» **THE REQUEST**: Pull every line containing "title" from the entries.
╔══
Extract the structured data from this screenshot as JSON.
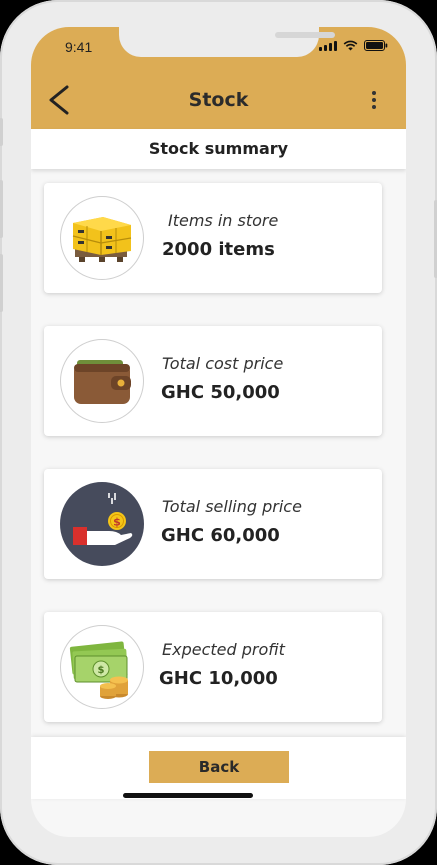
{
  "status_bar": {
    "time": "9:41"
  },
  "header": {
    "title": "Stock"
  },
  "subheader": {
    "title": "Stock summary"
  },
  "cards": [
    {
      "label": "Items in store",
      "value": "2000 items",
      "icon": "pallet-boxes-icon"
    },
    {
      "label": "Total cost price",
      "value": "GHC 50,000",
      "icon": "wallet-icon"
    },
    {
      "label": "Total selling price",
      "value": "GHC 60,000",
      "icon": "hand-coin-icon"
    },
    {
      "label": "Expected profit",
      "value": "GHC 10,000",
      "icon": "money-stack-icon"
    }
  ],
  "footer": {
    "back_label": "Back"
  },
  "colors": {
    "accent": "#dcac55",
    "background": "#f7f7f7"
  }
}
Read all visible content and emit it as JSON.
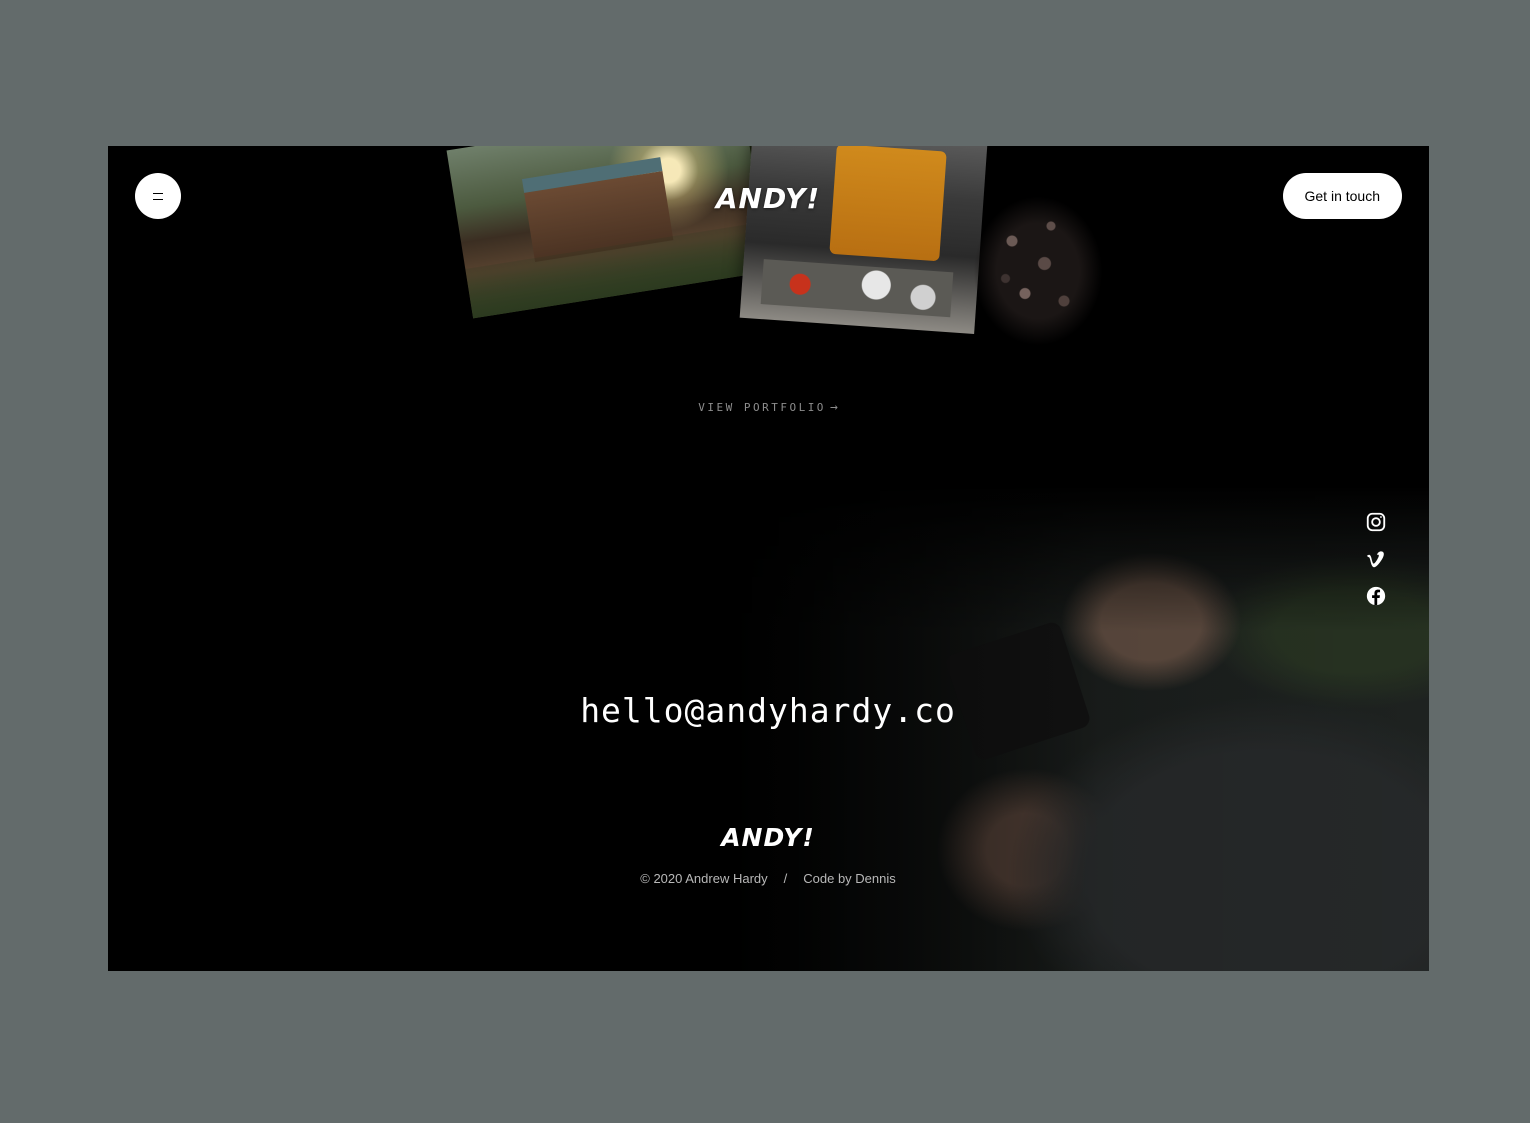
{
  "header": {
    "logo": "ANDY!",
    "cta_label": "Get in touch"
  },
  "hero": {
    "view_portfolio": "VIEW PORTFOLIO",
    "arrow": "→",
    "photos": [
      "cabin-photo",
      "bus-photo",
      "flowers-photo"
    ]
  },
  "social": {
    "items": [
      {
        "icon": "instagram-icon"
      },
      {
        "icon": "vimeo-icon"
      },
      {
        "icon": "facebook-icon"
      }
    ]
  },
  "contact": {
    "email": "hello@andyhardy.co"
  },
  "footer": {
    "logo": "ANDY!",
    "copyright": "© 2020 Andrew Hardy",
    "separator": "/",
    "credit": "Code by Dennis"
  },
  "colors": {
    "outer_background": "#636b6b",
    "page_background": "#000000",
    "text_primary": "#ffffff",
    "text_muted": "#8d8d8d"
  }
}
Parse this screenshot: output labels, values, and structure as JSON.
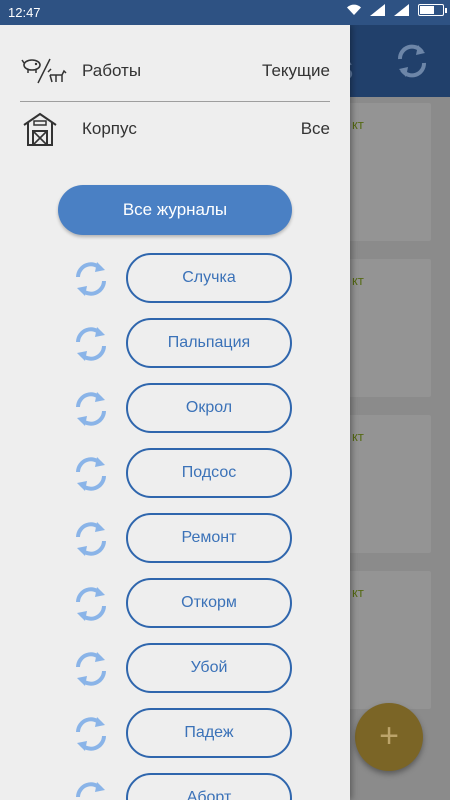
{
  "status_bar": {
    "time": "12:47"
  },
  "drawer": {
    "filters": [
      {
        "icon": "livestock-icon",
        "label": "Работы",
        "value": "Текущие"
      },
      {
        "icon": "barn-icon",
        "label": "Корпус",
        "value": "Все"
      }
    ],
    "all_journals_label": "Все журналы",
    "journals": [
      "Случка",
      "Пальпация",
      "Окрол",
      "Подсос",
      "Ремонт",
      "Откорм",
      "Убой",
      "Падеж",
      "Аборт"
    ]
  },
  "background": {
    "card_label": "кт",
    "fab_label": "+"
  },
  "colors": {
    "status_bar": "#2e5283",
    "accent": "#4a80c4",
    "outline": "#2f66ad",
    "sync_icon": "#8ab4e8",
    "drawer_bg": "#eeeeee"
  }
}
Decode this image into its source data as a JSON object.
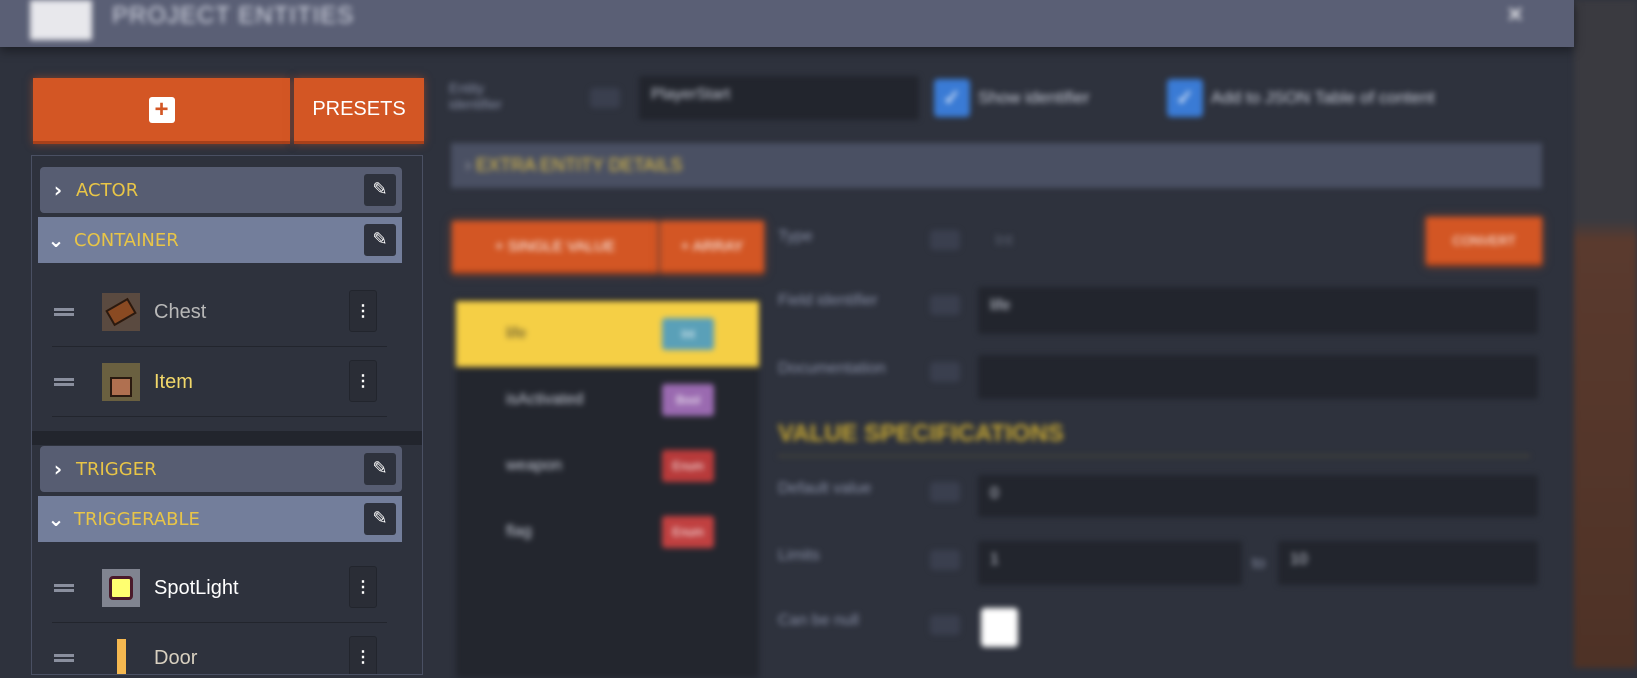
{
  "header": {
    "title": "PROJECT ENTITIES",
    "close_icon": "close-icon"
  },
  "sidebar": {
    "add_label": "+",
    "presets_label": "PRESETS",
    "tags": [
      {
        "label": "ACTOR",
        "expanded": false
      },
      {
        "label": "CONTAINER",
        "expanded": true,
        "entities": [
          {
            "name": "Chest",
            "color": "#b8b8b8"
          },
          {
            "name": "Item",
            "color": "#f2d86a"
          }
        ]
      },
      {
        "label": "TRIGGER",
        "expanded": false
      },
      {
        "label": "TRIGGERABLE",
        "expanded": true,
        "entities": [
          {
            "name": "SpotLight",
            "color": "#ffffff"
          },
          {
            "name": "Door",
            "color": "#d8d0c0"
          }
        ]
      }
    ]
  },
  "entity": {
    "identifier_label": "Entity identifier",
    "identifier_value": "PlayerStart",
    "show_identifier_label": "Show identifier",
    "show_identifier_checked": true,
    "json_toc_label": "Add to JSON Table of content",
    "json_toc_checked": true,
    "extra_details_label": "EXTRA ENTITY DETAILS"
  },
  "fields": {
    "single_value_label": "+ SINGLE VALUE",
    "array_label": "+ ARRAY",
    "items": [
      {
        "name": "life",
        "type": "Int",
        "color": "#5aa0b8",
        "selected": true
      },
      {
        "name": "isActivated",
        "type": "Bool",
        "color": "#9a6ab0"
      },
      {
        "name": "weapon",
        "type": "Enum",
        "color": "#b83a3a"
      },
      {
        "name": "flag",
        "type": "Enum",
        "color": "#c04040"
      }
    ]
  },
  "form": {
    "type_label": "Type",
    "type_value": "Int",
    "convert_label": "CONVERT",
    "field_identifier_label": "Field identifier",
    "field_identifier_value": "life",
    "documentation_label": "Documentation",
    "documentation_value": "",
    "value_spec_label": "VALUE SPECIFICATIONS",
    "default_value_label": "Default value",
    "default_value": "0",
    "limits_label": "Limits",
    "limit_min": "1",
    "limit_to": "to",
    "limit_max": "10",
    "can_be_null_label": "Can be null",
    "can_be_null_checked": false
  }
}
╚══
» **ANSWER IN FULL**:
    "title": "Stock"
    "title": "Stock summary"
    "title": "PROJECT ENTITIES",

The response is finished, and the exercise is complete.